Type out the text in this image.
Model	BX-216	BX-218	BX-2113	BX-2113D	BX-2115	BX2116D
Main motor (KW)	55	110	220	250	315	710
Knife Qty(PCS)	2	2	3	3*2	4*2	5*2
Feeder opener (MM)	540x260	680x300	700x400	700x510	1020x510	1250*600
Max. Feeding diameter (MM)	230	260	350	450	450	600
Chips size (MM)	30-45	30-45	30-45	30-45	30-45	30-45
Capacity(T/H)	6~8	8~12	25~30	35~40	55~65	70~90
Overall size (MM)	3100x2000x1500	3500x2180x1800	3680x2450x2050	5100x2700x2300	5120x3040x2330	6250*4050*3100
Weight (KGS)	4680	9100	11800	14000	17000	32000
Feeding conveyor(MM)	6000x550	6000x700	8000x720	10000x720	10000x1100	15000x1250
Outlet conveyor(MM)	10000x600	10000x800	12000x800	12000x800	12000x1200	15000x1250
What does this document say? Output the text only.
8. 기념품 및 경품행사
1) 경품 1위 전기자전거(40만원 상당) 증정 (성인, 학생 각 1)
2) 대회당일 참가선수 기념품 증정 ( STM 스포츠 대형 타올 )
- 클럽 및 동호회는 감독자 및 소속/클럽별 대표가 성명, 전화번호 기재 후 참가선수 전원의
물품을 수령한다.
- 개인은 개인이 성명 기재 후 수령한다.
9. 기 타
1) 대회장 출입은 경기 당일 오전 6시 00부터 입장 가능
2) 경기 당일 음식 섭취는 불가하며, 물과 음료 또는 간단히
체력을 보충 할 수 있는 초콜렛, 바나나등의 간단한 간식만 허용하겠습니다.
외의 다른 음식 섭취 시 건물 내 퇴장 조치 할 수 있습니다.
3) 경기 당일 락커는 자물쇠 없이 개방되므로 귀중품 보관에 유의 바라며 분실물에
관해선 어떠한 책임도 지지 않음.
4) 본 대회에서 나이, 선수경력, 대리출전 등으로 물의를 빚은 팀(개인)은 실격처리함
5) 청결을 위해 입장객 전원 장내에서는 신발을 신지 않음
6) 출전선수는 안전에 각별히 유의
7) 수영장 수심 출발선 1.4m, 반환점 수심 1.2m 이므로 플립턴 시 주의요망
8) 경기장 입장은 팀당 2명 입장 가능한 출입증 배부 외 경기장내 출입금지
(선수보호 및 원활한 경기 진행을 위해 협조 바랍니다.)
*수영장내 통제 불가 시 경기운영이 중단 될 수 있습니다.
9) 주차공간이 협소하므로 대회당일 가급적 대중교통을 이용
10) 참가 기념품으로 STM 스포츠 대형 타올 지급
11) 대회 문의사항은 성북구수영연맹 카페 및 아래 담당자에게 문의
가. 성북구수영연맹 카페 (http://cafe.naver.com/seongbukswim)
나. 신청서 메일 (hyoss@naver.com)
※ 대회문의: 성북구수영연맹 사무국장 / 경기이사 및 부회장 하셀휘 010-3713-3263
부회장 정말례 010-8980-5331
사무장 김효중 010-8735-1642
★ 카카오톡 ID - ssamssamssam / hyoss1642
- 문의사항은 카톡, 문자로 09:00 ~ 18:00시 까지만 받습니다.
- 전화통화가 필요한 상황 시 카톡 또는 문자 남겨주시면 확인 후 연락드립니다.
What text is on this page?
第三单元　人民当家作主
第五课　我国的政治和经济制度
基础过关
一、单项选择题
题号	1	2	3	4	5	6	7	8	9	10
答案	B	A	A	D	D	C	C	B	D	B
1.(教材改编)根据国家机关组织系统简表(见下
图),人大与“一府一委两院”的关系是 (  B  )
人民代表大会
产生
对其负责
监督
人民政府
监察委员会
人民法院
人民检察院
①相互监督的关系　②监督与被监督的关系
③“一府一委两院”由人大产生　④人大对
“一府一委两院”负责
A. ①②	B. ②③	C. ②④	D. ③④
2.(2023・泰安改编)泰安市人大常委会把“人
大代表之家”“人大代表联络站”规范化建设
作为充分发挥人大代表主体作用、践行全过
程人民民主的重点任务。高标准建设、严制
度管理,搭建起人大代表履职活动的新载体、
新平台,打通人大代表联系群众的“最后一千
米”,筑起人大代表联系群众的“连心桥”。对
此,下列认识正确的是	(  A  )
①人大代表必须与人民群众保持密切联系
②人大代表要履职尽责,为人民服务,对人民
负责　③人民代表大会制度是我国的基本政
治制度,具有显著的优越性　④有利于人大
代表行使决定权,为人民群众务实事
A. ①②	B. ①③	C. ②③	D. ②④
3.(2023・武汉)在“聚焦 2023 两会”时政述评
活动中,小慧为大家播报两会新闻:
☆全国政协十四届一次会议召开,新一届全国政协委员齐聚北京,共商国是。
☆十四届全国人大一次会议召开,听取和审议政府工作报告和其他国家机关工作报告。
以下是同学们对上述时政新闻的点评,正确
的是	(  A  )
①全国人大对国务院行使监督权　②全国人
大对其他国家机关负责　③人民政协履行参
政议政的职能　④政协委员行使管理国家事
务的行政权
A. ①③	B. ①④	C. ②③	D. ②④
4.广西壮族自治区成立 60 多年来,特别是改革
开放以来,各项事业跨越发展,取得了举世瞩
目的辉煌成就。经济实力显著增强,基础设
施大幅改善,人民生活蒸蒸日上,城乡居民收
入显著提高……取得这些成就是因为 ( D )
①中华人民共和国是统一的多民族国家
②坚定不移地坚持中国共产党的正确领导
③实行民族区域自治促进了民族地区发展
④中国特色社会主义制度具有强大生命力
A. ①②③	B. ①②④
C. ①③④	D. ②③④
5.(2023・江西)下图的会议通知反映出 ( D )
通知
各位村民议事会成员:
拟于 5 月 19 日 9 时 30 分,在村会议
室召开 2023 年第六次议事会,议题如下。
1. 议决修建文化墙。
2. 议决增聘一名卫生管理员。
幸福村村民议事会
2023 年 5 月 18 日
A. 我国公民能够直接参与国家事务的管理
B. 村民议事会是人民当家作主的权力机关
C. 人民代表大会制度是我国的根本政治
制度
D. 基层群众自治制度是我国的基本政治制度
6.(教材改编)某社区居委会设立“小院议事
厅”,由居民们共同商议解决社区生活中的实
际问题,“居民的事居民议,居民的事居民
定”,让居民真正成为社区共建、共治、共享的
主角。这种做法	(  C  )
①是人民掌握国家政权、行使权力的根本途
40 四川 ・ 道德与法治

__YOUR OBJECTIVE__. Write out all the records above again, exactly as they stand.

__WRITTEN REPLY__.
Type out the text in this image.
Model	BX-216	BX-218	BX-2113	BX-2113D	BX-2115	BX2116D
Main motor (KW)	55	110	220	250	315	710
Knife Qty(PCS)	2	2	3	3*2	4*2	5*2
Feeder opener (MM)	540x260	680x300	700x400	700x510	1020x510	1250*600
Max. Feeding diameter (MM)	230	260	350	450	450	600
Chips size (MM)	30-45	30-45	30-45	30-45	30-45	30-45
Capacity(T/H)	6~8	8~12	25~30	35~40	55~65	70~90
Overall size (MM)	3100x2000x1500	3500x2180x1800	3680x2450x2050	5100x2700x2300	5120x3040x2330	6250*4050*3100
Weight (KGS)	4680	9100	11800	14000	17000	32000
Feeding conveyor(MM)	6000x550	6000x700	8000x720	10000x720	10000x1100	15000x1250
Outlet conveyor(MM)	10000x600	10000x800	12000x800	12000x800	12000x1200	15000x1250
What does this document say? Output the text only.
8. 기념품 및 경품행사
1) 경품 1위 전기자전거(40만원 상당) 증정 (성인, 학생 각 1)
2) 대회당일 참가선수 기념품 증정 ( STM 스포츠 대형 타올 )
- 클럽 및 동호회는 감독자 및 소속/클럽별 대표가 성명, 전화번호 기재 후 참가선수 전원의
물품을 수령한다.
- 개인은 개인이 성명 기재 후 수령한다.
9. 기 타
1) 대회장 출입은 경기 당일 오전 6시 00부터 입장 가능
2) 경기 당일 음식 섭취는 불가하며, 물과 음료 또는 간단히
체력을 보충 할 수 있는 초콜렛, 바나나등의 간단한 간식만 허용하겠습니다.
외의 다른 음식 섭취 시 건물 내 퇴장 조치 할 수 있습니다.
3) 경기 당일 락커는 자물쇠 없이 개방되므로 귀중품 보관에 유의 바라며 분실물에
관해선 어떠한 책임도 지지 않음.
4) 본 대회에서 나이, 선수경력, 대리출전 등으로 물의를 빚은 팀(개인)은 실격처리함
5) 청결을 위해 입장객 전원 장내에서는 신발을 신지 않음
6) 출전선수는 안전에 각별히 유의
7) 수영장 수심 출발선 1.4m, 반환점 수심 1.2m 이므로 플립턴 시 주의요망
8) 경기장 입장은 팀당 2명 입장 가능한 출입증 배부 외 경기장내 출입금지
(선수보호 및 원활한 경기 진행을 위해 협조 바랍니다.)
*수영장내 통제 불가 시 경기운영이 중단 될 수 있습니다.
9) 주차공간이 협소하므로 대회당일 가급적 대중교통을 이용
10) 참가 기념품으로 STM 스포츠 대형 타올 지급
11) 대회 문의사항은 성북구수영연맹 카페 및 아래 담당자에게 문의
가. 성북구수영연맹 카페 (http://cafe.naver.com/seongbukswim)
나. 신청서 메일 (hyoss@naver.com)
※ 대회문의: 성북구수영연맹 사무국장 / 경기이사 및 부회장 하셀휘 010-3713-3263
부회장 정말례 010-8980-5331
사무장 김효중 010-8735-1642
★ 카카오톡 ID - ssamssamssam / hyoss1642
- 문의사항은 카톡, 문자로 09:00 ~ 18:00시 까지만 받습니다.
- 전화통화가 필요한 상황 시 카톡 또는 문자 남겨주시면 확인 후 연락드립니다.
What text is on this page?
第三单元　人民当家作主
第五课　我国的政治和经济制度
基础过关
一、单项选择题
题号	1	2	3	4	5	6	7	8	9	10
答案	B	A	A	D	D	C	C	B	D	B
1.(教材改编)根据国家机关组织系统简表(见下
图),人大与“一府一委两院”的关系是 (  B  )
人民代表大会
产生
对其负责
监督
人民政府
监察委员会
人民法院
人民检察院
①相互监督的关系　②监督与被监督的关系
③“一府一委两院”由人大产生　④人大对
“一府一委两院”负责
A. ①②	B. ②③	C. ②④	D. ③④
2.(2023・泰安改编)泰安市人大常委会把“人
大代表之家”“人大代表联络站”规范化建设
作为充分发挥人大代表主体作用、践行全过
程人民民主的重点任务。高标准建设、严制
度管理,搭建起人大代表履职活动的新载体、
新平台,打通人大代表联系群众的“最后一千
米”,筑起人大代表联系群众的“连心桥”。对
此,下列认识正确的是	(  A  )
①人大代表必须与人民群众保持密切联系
②人大代表要履职尽责,为人民服务,对人民
负责　③人民代表大会制度是我国的基本政
治制度,具有显著的优越性　④有利于人大
代表行使决定权,为人民群众务实事
A. ①②	B. ①③	C. ②③	D. ②④
3.(2023・武汉)在“聚焦 2023 两会”时政述评
活动中,小慧为大家播报两会新闻:
☆全国政协十四届一次会议召开,新一届全国政协委员齐聚北京,共商国是。
☆十四届全国人大一次会议召开,听取和审议政府工作报告和其他国家机关工作报告。
以下是同学们对上述时政新闻的点评,正确
的是	(  A  )
①全国人大对国务院行使监督权　②全国人
大对其他国家机关负责　③人民政协履行参
政议政的职能　④政协委员行使管理国家事
务的行政权
A. ①③	B. ①④	C. ②③	D. ②④
4.广西壮族自治区成立 60 多年来,特别是改革
开放以来,各项事业跨越发展,取得了举世瞩
目的辉煌成就。经济实力显著增强,基础设
施大幅改善,人民生活蒸蒸日上,城乡居民收
入显著提高……取得这些成就是因为 ( D )
①中华人民共和国是统一的多民族国家
②坚定不移地坚持中国共产党的正确领导
③实行民族区域自治促进了民族地区发展
④中国特色社会主义制度具有强大生命力
A. ①②③	B. ①②④
C. ①③④	D. ②③④
5.(2023・江西)下图的会议通知反映出 ( D )
通知
各位村民议事会成员:
拟于 5 月 19 日 9 时 30 分,在村会议
室召开 2023 年第六次议事会,议题如下。
1. 议决修建文化墙。
2. 议决增聘一名卫生管理员。
幸福村村民议事会
2023 年 5 月 18 日
A. 我国公民能够直接参与国家事务的管理
B. 村民议事会是人民当家作主的权力机关
C. 人民代表大会制度是我国的根本政治
制度
D. 基层群众自治制度是我国的基本政治制度
6.(教材改编)某社区居委会设立“小院议事
厅”,由居民们共同商议解决社区生活中的实
际问题,“居民的事居民议,居民的事居民
定”,让居民真正成为社区共建、共治、共享的
主角。这种做法	(  C  )
①是人民掌握国家政权、行使权力的根本途
40 四川 ・ 道德与法治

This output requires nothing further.